Wherever a line holds the word "nPresupuestarios", copy that line out.

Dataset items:
::::::::::
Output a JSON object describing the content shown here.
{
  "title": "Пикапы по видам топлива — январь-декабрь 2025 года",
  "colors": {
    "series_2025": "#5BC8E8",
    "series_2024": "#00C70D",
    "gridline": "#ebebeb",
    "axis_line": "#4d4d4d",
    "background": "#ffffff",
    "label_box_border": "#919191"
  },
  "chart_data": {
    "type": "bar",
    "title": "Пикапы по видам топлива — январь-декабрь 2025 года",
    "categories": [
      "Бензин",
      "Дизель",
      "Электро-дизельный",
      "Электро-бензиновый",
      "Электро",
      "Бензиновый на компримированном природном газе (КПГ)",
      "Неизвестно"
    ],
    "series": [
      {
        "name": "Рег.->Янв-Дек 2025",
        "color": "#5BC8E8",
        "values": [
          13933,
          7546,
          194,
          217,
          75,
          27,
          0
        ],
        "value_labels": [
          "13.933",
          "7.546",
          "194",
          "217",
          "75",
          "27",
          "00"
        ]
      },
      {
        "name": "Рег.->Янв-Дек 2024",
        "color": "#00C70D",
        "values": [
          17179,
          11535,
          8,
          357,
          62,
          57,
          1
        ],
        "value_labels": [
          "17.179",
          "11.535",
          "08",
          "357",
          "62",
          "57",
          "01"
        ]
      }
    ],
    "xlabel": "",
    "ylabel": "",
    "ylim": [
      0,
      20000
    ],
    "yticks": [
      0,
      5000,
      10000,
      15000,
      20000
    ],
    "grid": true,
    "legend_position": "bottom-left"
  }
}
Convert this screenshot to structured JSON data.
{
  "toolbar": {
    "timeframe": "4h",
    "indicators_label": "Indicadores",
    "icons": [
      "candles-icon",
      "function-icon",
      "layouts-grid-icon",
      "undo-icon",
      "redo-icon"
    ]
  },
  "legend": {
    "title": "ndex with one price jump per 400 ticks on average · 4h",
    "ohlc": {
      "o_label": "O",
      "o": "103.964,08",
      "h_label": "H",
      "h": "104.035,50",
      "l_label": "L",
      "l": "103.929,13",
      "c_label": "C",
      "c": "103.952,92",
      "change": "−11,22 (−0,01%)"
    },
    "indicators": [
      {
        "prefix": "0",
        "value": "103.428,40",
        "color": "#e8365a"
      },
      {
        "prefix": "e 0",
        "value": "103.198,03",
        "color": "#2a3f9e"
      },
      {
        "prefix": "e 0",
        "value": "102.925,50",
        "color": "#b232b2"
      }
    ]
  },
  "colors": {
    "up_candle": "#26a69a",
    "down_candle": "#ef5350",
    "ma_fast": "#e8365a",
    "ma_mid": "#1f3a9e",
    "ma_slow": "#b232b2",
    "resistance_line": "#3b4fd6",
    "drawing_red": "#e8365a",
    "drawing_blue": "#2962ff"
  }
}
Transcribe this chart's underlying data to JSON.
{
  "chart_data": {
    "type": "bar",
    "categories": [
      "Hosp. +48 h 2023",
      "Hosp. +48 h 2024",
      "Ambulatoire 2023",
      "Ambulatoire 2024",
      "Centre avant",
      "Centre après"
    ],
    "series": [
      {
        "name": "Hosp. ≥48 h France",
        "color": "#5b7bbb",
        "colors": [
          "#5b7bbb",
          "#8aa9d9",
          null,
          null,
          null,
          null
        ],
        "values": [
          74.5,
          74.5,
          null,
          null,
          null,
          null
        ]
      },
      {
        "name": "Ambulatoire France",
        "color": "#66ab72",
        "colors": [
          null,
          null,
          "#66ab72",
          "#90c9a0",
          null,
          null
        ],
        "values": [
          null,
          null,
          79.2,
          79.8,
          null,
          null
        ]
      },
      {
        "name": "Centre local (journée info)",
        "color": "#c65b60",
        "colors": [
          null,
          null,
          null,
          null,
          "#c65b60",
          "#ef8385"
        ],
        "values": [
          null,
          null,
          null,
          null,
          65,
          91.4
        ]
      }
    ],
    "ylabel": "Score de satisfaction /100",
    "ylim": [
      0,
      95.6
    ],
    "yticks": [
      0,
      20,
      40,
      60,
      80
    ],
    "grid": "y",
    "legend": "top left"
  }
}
::::::::::
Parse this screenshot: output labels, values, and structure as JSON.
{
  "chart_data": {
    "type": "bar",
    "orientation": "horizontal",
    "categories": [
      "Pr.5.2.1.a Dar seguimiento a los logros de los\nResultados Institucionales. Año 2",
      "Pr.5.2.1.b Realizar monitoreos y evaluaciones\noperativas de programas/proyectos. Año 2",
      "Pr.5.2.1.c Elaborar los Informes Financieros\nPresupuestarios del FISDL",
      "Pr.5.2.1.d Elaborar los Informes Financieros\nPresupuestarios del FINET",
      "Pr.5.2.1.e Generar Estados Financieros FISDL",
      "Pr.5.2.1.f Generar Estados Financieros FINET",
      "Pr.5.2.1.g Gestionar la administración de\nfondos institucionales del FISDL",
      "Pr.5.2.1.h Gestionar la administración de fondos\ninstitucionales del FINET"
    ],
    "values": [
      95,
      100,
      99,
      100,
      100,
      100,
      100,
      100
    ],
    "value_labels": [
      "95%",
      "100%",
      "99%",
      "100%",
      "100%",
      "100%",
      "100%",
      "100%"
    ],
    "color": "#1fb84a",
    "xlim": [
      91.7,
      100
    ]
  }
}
::::::::::
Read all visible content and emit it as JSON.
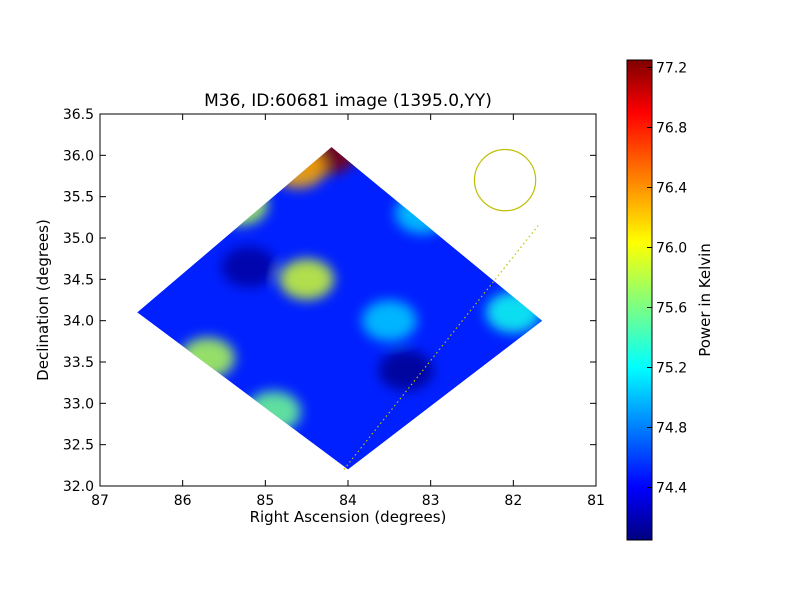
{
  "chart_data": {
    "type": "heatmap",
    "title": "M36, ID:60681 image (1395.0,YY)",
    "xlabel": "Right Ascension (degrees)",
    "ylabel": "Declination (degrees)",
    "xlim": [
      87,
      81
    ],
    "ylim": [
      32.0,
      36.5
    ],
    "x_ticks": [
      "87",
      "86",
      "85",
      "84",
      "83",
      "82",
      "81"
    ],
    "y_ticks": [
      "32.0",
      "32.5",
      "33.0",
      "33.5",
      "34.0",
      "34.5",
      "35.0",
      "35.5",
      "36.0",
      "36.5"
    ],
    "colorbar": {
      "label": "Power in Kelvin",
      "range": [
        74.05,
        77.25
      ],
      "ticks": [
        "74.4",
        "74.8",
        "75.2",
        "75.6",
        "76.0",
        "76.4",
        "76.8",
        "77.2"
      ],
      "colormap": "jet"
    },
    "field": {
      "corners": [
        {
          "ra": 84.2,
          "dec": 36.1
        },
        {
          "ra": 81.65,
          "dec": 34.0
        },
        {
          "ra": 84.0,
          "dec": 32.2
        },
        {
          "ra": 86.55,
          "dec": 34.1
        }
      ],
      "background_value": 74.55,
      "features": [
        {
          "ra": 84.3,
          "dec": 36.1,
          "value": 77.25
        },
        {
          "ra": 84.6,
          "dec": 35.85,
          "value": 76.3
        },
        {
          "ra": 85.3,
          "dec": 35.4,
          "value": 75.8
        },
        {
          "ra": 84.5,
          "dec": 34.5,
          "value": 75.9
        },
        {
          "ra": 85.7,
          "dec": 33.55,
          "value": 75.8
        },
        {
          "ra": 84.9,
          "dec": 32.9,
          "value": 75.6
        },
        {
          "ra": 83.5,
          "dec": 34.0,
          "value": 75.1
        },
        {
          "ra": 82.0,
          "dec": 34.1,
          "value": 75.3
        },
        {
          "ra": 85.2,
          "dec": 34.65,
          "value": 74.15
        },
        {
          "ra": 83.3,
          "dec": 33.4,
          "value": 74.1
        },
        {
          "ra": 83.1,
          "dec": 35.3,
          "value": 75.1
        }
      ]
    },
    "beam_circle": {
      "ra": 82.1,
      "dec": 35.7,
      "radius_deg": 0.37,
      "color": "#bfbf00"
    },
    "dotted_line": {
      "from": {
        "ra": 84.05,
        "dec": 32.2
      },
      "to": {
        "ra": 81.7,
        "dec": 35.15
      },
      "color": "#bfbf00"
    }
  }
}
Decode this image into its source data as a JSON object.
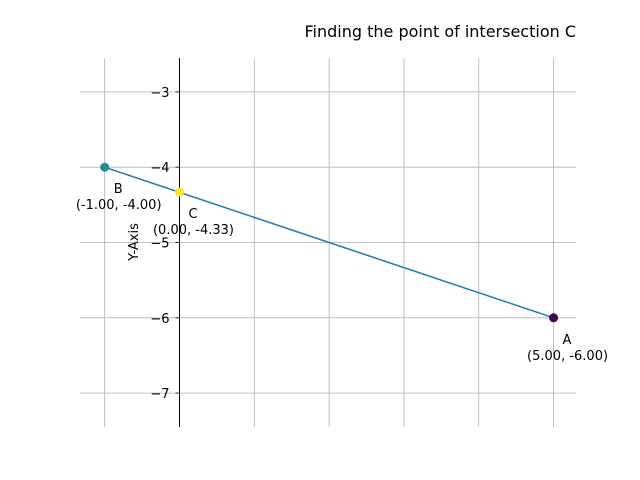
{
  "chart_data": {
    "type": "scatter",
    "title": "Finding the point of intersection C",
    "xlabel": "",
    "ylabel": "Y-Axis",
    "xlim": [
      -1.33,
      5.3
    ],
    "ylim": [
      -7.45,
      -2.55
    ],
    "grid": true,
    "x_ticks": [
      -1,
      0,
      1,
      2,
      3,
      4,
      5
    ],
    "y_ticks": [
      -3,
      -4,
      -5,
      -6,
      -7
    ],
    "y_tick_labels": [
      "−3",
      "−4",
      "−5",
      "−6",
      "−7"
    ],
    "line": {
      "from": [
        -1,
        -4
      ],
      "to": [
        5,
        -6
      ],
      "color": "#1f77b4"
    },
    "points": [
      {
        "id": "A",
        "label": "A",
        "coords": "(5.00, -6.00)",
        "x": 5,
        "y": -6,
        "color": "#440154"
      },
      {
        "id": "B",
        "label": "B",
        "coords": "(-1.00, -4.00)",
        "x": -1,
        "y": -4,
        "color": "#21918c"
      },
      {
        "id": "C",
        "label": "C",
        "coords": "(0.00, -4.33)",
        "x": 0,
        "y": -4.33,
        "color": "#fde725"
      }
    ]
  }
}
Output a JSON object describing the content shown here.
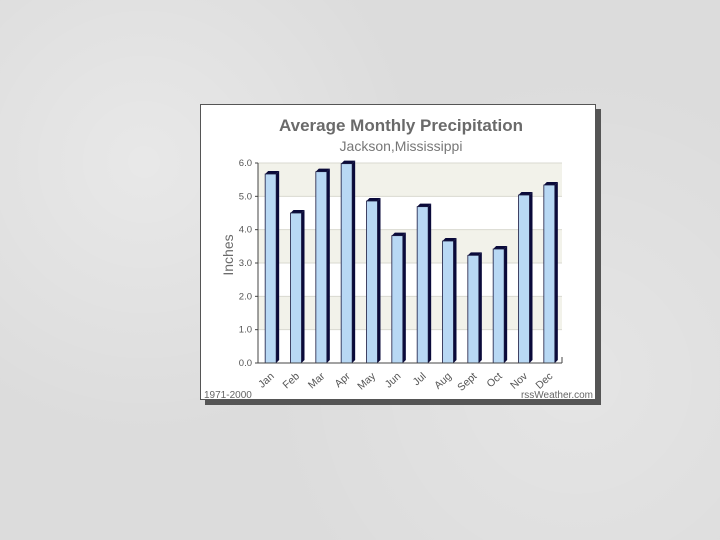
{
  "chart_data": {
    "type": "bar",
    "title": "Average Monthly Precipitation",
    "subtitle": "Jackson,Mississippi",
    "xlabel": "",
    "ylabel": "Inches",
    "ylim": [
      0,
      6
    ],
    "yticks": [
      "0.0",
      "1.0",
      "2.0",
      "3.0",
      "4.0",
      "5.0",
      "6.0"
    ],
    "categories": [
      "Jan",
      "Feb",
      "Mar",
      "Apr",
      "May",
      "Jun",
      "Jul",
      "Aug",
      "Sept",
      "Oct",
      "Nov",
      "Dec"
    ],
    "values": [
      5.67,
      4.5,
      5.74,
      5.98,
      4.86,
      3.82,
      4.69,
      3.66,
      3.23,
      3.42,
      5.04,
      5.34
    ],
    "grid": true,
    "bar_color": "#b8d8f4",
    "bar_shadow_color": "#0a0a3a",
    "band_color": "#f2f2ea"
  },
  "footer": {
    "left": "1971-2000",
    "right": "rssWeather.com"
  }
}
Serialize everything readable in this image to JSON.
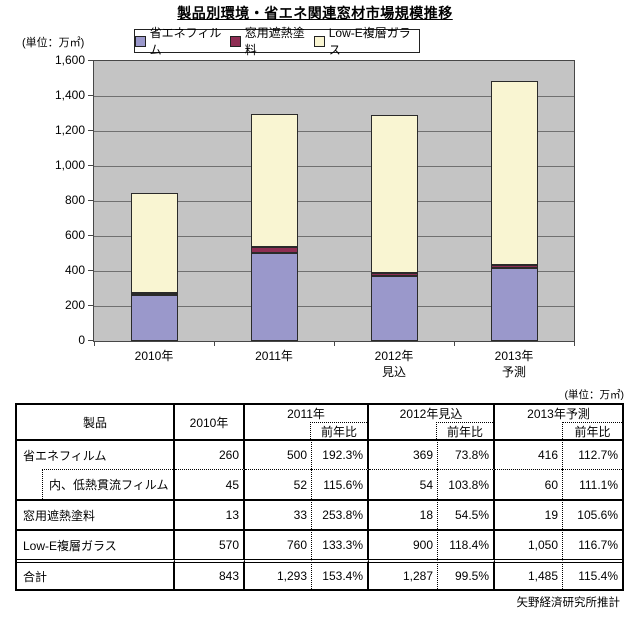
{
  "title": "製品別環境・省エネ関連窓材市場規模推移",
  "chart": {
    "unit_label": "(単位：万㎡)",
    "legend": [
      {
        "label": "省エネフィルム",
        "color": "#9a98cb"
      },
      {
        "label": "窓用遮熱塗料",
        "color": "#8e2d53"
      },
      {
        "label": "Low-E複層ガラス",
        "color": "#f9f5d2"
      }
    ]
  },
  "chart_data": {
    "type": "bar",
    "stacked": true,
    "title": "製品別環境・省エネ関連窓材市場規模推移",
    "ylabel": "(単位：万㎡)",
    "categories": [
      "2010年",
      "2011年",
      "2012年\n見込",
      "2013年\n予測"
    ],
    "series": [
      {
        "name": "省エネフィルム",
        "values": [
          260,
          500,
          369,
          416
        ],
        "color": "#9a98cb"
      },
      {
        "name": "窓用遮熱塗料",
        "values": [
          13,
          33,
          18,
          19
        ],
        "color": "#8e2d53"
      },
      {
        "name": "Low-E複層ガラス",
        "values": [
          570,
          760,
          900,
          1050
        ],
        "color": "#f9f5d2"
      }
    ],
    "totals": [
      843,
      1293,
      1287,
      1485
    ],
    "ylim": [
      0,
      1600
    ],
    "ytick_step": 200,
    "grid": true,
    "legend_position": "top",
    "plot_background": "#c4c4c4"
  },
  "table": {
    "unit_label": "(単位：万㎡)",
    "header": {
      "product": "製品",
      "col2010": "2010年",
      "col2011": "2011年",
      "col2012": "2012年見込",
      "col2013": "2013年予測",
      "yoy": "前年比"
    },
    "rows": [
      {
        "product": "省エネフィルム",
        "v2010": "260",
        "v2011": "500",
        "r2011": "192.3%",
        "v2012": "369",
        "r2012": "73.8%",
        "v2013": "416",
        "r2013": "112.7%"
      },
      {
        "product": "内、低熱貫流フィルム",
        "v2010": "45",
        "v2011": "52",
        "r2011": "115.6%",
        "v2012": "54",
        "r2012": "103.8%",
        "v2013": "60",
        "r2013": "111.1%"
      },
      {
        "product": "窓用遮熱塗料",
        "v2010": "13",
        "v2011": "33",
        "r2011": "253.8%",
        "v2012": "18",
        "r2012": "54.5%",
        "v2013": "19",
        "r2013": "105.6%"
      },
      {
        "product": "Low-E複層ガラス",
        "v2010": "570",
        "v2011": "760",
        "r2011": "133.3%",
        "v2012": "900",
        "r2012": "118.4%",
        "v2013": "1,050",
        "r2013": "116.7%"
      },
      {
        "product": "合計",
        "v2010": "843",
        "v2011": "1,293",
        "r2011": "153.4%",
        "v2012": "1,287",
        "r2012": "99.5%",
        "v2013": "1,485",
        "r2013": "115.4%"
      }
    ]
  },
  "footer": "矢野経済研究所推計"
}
::::::::::
● Output:
      "Pr.5.2.1.c Elaborar los Informes Financieros\nPresupuestarios del FISDL",
      "Pr.5.2.1.d Elaborar los Informes Financieros\nPresupuestarios del FINET",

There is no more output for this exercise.